> _VORLIEGENDER TEXT_:
============

Der Sommer ist die optimale Zeit für Kultur an ungewöhnlichen Orten. Der Sternenhimmel funkelt, die laue Sommerluft umhüllt einen und füllt Geist und Seele mit dem Gefühl unbegrenzter Freiheit. In Schlössern, Präsidentenvillen, Industrie-Maschinenhallen und historischen Lichtspielhäusern weht der Geist der Geschichte. Glamour und Schweiß vergangener Tage sind noch zu spüren – ideale Orte für Kultur. So mancher Festival-Veranstalter schneidert sein Programm exakt auf die Locations zu, wie unsere Sommertipps zeigen:

Beethovenfest in Bonn
Wo früher Staatspräsidenten begrüßt wurden und gekrönte Häupter dinierten, wo über Weltpolitik verhandelt wurde und heute noch manchmal der erste Mann des Staates wohnt, wird beim Beethovenfest 2011 die Wassermusik Open Air erklingen. Erstmals in der Geschichte des Beethovenfestes in Bonn ist die Villa Hammerschmidt Veranstaltungsort. Am Sonntag, 11. September, wird das Zefiro Barockorchester unter der Leitung von Alfredo Bernardini Werke von Händel und Teleman spielen.
Vater des Beethovenfestes ist der Komponist Franz Liszt. Der initiierte anlässlich der Einweihung des Beethoven-Denkmals am 12. August 1845 ein dreitägiges Musikfest zum Gedenken an den großen Kollegen. Heute bietet das Fest 61 Konzerte an 24 Spielstätten. Weil der Gründer des Festes 2011 seinen 200. Geburtstag feiern würde, wird in diesem Jahr auch an ihn erinnert. ‚Zukunftsmusik – Beethoven, Liszt und das Neue in der Musik‘ ist das diesjährige Fest tituliert. In der Liszt-Nacht werden zehn Konzerte an fünf Spielorten gegeben. Verheißungsvolle Titel wie ‚Krönung der Klavierkunst‘, ‚Reduzierte Schlichtheit‘ oder ‚Weg vom Klischee‘ erhöhen die Spannung.
‚Einmal Beethoven in Bonn‘ spielt das London Symphony Orchestra unter der Leitung von Sir John Eliot Gardiner und ‚Dämonische und Göttliche Nächte‘ sind am Sonntag, 18. September, auf Burg Namedy zu erleben. Auch für Kinder bietet das Beethovenfest Konzerte an. ‚Bienenkino‘ zeigt z. B. das Ensemble Tetete in der Service-Zentrale der Deutschen Telekom.
www.beethovenfest.de
 
 

Ruhrtriennale im Pott
Zum dritten und letzten Mal leitet Intendant Willy Decker die Ruhrtriennale. In seiner letzten Spielzeit im Pott widmet er sich den Urmomenten des Lebens. ‚Ankunft – Suche nach dem Jetzt‘ steht über dem Festival, das vom 26. August bis zum 9. Oktober für 130 Vorstellungen in 34 Produktionen in Bochum, Duisburg, Essen, Gladbeck und Oberhausen seine Türen öffnet.

============

> _ERFASSTE DATEN_:
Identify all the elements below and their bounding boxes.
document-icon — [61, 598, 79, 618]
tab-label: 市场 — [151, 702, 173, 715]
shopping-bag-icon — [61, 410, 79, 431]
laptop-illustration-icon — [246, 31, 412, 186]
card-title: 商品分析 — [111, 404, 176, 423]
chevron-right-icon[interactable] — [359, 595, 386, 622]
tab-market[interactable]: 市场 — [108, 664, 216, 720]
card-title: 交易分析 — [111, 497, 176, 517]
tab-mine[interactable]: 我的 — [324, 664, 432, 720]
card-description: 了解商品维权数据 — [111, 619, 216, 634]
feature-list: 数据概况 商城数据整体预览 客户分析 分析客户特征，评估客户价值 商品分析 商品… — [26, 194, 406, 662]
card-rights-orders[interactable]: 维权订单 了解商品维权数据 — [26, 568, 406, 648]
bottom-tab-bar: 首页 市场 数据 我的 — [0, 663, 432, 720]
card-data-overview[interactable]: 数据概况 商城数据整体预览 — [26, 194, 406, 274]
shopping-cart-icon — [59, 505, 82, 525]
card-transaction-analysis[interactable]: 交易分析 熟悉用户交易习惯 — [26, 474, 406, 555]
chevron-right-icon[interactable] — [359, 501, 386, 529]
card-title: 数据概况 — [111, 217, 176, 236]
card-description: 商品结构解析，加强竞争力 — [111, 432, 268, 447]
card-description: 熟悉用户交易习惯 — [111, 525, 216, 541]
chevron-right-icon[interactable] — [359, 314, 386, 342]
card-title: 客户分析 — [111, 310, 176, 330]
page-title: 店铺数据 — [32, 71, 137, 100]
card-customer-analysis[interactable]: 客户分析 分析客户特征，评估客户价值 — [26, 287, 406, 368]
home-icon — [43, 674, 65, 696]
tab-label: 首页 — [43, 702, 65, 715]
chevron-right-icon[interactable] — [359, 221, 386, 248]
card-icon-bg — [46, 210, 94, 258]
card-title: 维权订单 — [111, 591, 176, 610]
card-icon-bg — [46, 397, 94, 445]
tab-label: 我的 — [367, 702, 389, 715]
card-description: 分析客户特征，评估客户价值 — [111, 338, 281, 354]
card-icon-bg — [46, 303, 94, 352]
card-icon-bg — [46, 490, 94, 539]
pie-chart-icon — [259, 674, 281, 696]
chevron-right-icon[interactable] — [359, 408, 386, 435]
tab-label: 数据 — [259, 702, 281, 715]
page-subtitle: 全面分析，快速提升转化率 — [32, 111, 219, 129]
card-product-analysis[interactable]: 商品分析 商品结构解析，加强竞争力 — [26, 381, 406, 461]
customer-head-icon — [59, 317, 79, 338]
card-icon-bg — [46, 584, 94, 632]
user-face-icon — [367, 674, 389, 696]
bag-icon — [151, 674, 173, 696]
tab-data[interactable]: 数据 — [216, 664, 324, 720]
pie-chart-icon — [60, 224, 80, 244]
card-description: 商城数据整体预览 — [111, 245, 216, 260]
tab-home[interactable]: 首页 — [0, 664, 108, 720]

============

> _ZU ERLEDIGENDE AUFGABEN_:
1. Ersetze in den Datensätzen „card-title“ durch „card-heading“, und zwar vom Anfang der Datensätze bis einschließlich der Zeile mit „card-title: 交易分析 — [111, 497, 176, 517]“. Gib nur diese Zeilen wieder und lass alles andere darin unverändert.
2. Schreib den Text über Kulturfestivals im Sommer nach seinem letzten Satz weiter.
Der Text und die Datensätze haben nichts miteinander zu tun.

> _ANTWORTEN JE AUFGABE_:
1.
Identify all the elements below and their bounding boxes.
document-icon — [61, 598, 79, 618]
tab-label: 市场 — [151, 702, 173, 715]
shopping-bag-icon — [61, 410, 79, 431]
laptop-illustration-icon — [246, 31, 412, 186]
card-heading: 商品分析 — [111, 404, 176, 423]
chevron-right-icon[interactable] — [359, 595, 386, 622]
tab-market[interactable]: 市场 — [108, 664, 216, 720]
card-heading: 交易分析 — [111, 497, 176, 517]

2.
Ein Highlight dürfte das Konzert von John Cale werden. Der Bratschist und Pianist hat 1973 mit seinem Album ‚Paris 1919‘ Musikgeschichte geschrieben. Auf eine glorreiche Geschichte kann auch die Lichtburg Essen verweisen. Der 1928 erbaute elegante Filmpalast war Schauplatz großer Premieren. Romy Schneider, Gary Cooper, Pierce Brosnan, Wim Wenders, Götz George oder Tom Tykwer liefen hier über den roten Teppich. Gibt es einen würdigeren Ort für das Konzert ‚When Past and Future Collide: Paris 1919‘? Artrock-Musiker John Cale wird am Donnerstag, 6. Oktober, nochmals die Stücke seines Albums spielen.
Etwas rustikaler ist das Maschinenhaus Essen. Als Teil der ehemaligen Schachtanlage Carl beherbergte es ab 1855 die Dampfmaschinen zur Bewegung des Förderkorbs. Nachdem die Zeche Carl stillgelegt wurde, dient das Maschinenhaus nun als Ort für vielfältige Kultur. Während der Ruhrtriennale wird hier das Stück ‚Das letzte Band‘ von Samuel Beckett gezeigt. Premiere ist am Samstag, 17. September, um 20 Uhr. Vor und nach den Vorstellungen läuft im Foyer des Maschinenhauses der Film ‚Nur noch Gewölk‘. Eine Fortsetzung des Stücks, die Beckett 20 Jahre später geschrieben hat.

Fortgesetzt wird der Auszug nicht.